§ **STATED EXERCISE**:
Exactly reproduce the entries, dropping any pictures from your copy.

══ RECORDS SHOWN ══

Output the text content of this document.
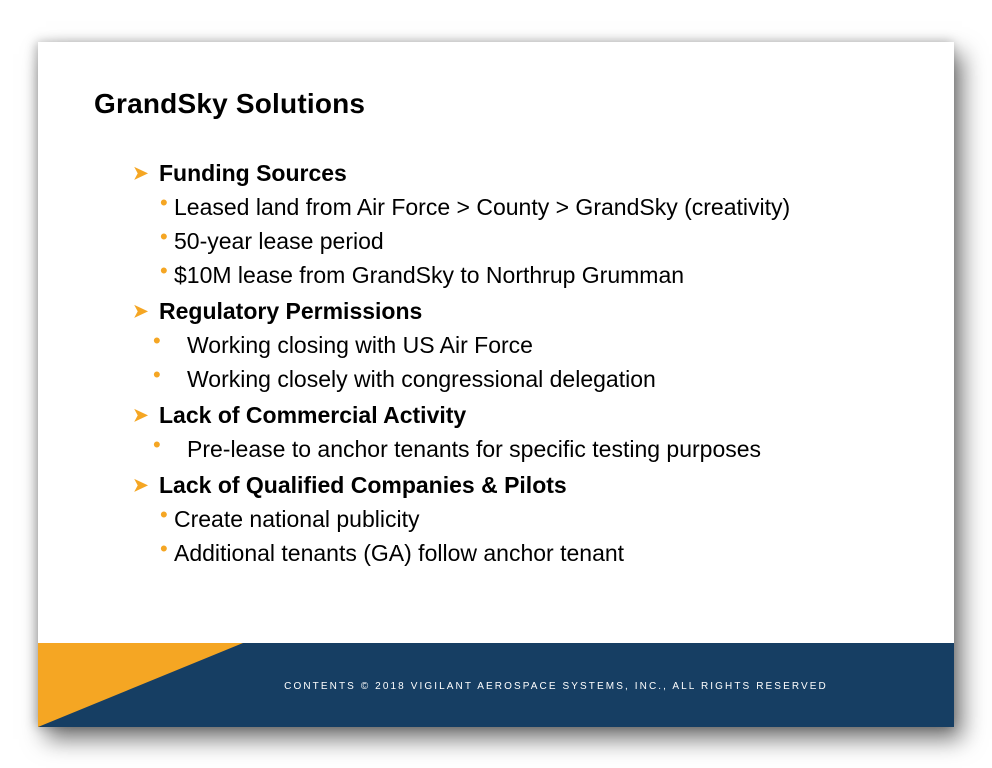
GrandSky Solutions
➤ Funding Sources
• Leased land from Air Force > County > GrandSky (creativity)
• 50-year lease period
• $10M lease from GrandSky to Northrup Grumman
➤ Regulatory Permissions
•	Working closing with US Air Force
•	Working closely with congressional delegation
➤ Lack of Commercial Activity
•	Pre-lease to anchor tenants for specific testing purposes
➤ Lack of Qualified Companies & Pilots
• Create national publicity
• Additional tenants (GA) follow anchor tenant
CONTENTS © 2018 VIGILANT AEROSPACE SYSTEMS, INC., ALL RIGHTS RESERVED
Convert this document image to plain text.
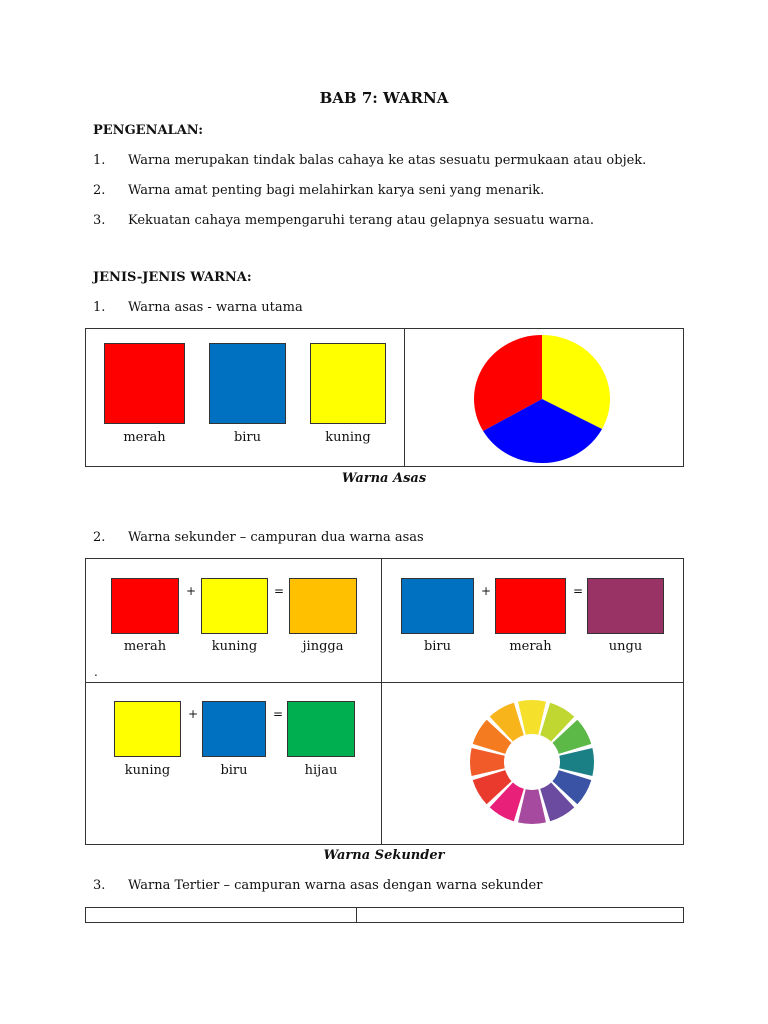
BAB 7: WARNA
PENGENALAN:
1. Warna merupakan tindak balas cahaya ke atas sesuatu permukaan atau objek.
2. Warna amat penting bagi melahirkan karya seni yang menarik.
3. Kekuatan cahaya mempengaruhi terang atau gelapnya sesuatu warna.
JENIS-JENIS WARNA:
1. Warna asas - warna utama
merah	biru	kuning
Warna Asas
2. Warna sekunder – campuran dua warna asas
+	=
merah	kuning	jingga
.
+	=
biru	merah	ungu
+	=
kuning	biru	hijau
Warna Sekunder
3. Warna Tertier – campuran warna asas dengan warna sekunder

═══

§ **OUTPUT FOR THIS TASK**:
Output the text content of this document.
GrandSky Solutions
➤ Funding Sources
• Leased land from Air Force > County > GrandSky (creativity)
• 50-year lease period
• $10M lease from GrandSky to Northrup Grumman
➤ Regulatory Permissions
•	Working closing with US Air Force
•	Working closely with congressional delegation
➤ Lack of Commercial Activity
•	Pre-lease to anchor tenants for specific testing purposes
➤ Lack of Qualified Companies & Pilots
• Create national publicity
• Additional tenants (GA) follow anchor tenant
CONTENTS © 2018 VIGILANT AEROSPACE SYSTEMS, INC., ALL RIGHTS RESERVED
Convert this document image to plain text.
BAB 7: WARNA
PENGENALAN:
1. Warna merupakan tindak balas cahaya ke atas sesuatu permukaan atau objek.
2. Warna amat penting bagi melahirkan karya seni yang menarik.
3. Kekuatan cahaya mempengaruhi terang atau gelapnya sesuatu warna.
JENIS-JENIS WARNA:
1. Warna asas - warna utama
merah	biru	kuning
Warna Asas
2. Warna sekunder – campuran dua warna asas
+	=
merah	kuning	jingga
.
+	=
biru	merah	ungu
+	=
kuning	biru	hijau
Warna Sekunder
3. Warna Tertier – campuran warna asas dengan warna sekunder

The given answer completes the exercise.